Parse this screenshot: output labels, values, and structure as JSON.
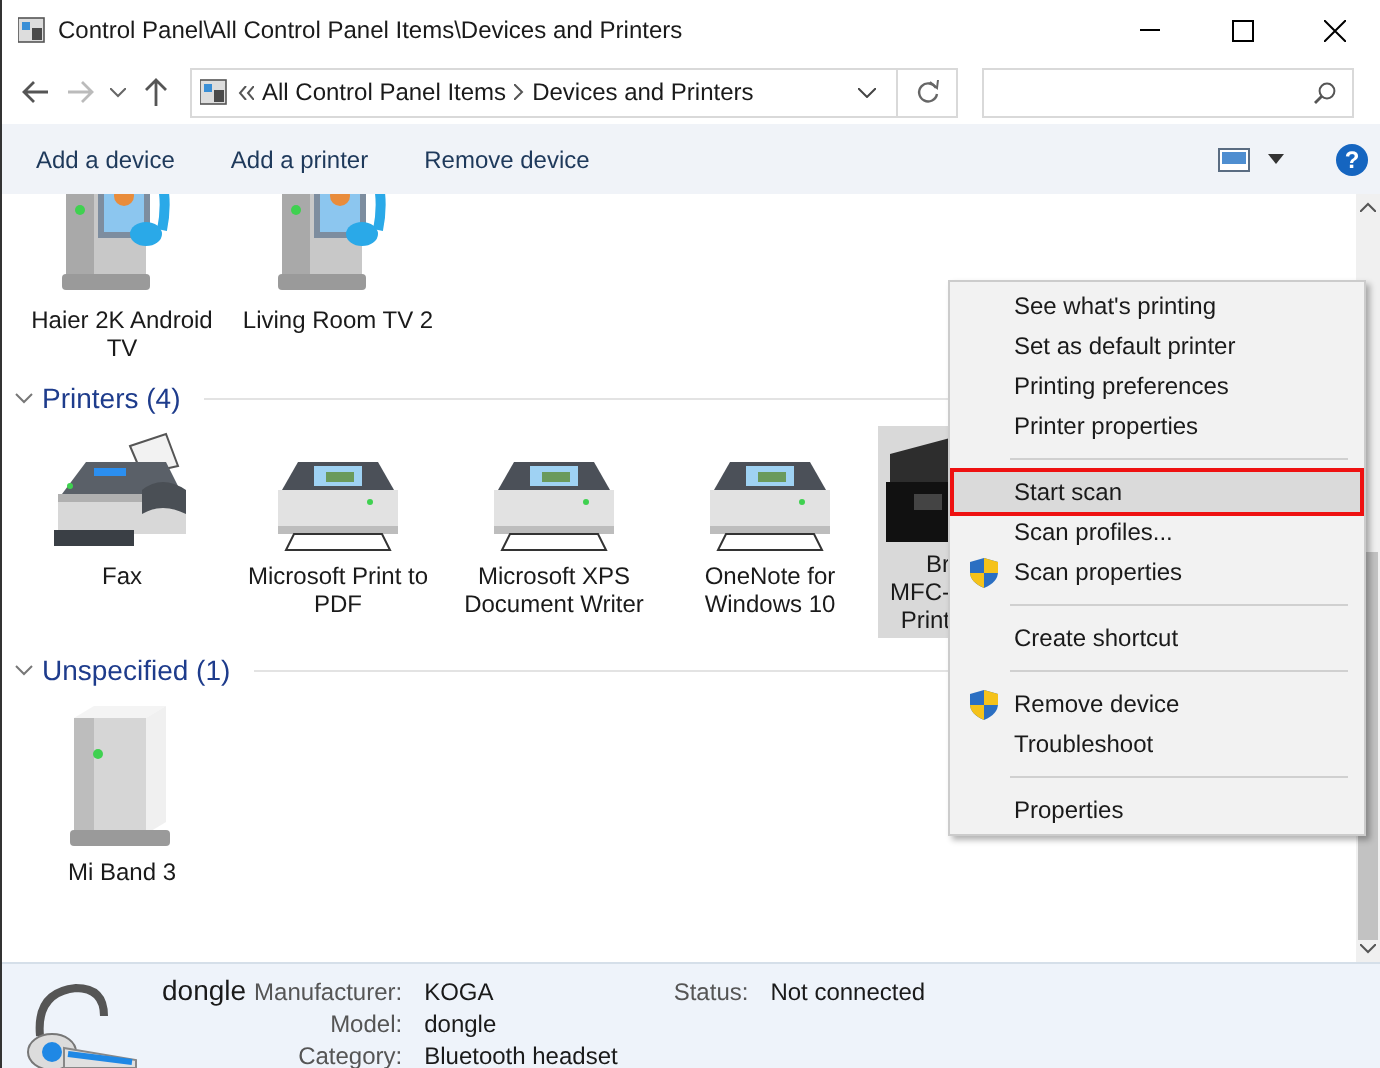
{
  "window": {
    "title": "Control Panel\\All Control Panel Items\\Devices and Printers"
  },
  "address_bar": {
    "crumbs": [
      "All Control Panel Items",
      "Devices and Printers"
    ]
  },
  "toolbar": {
    "buttons": [
      "Add a device",
      "Add a printer",
      "Remove device"
    ],
    "help": "?"
  },
  "groups": [
    {
      "items": [
        {
          "label": "Haier 2K Android TV",
          "kind": "media",
          "selected": false
        },
        {
          "label": "Living Room TV 2",
          "kind": "media",
          "selected": false
        }
      ]
    },
    {
      "header": "Printers (4)",
      "expanded": true,
      "items": [
        {
          "label": "Fax",
          "kind": "fax",
          "selected": false
        },
        {
          "label": "Microsoft Print to PDF",
          "kind": "printer",
          "selected": false
        },
        {
          "label": "Microsoft XPS Document Writer",
          "kind": "printer",
          "selected": false
        },
        {
          "label": "OneNote for Windows 10",
          "kind": "printer",
          "selected": false
        },
        {
          "label": "Br\nMFC-\nPrint",
          "kind": "multifunction",
          "selected": true
        }
      ]
    },
    {
      "header": "Unspecified (1)",
      "expanded": true,
      "items": [
        {
          "label": "Mi Band 3",
          "kind": "box",
          "selected": false
        }
      ]
    }
  ],
  "context_menu": [
    {
      "kind": "item",
      "label": "See what's printing",
      "shield": false,
      "selected": false,
      "outlined": false
    },
    {
      "kind": "item",
      "label": "Set as default printer",
      "shield": false,
      "selected": false,
      "outlined": false
    },
    {
      "kind": "item",
      "label": "Printing preferences",
      "shield": false,
      "selected": false,
      "outlined": false
    },
    {
      "kind": "item",
      "label": "Printer properties",
      "shield": false,
      "selected": false,
      "outlined": false
    },
    {
      "kind": "separator"
    },
    {
      "kind": "item",
      "label": "Start scan",
      "shield": false,
      "selected": true,
      "outlined": true
    },
    {
      "kind": "item",
      "label": "Scan profiles...",
      "shield": false,
      "selected": false,
      "outlined": false
    },
    {
      "kind": "item",
      "label": "Scan properties",
      "shield": true,
      "selected": false,
      "outlined": false
    },
    {
      "kind": "separator"
    },
    {
      "kind": "item",
      "label": "Create shortcut",
      "shield": false,
      "selected": false,
      "outlined": false
    },
    {
      "kind": "separator"
    },
    {
      "kind": "item",
      "label": "Remove device",
      "shield": true,
      "selected": false,
      "outlined": false
    },
    {
      "kind": "item",
      "label": "Troubleshoot",
      "shield": false,
      "selected": false,
      "outlined": false
    },
    {
      "kind": "separator"
    },
    {
      "kind": "item",
      "label": "Properties",
      "shield": false,
      "selected": false,
      "outlined": false
    }
  ],
  "details": {
    "name": "dongle",
    "fields": [
      {
        "label": "Manufacturer:",
        "value": "KOGA"
      },
      {
        "label": "Model:",
        "value": "dongle"
      },
      {
        "label": "Category:",
        "value": "Bluetooth headset"
      }
    ],
    "status_fields": [
      {
        "label": "Status:",
        "value": "Not connected"
      }
    ]
  }
}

> What to work on
Collect the lines that hold "Control".

> Output of the exercise
    "title": "Control Panel\\All Control Panel Items\\Devices and Printers"
      "All Control Panel Items",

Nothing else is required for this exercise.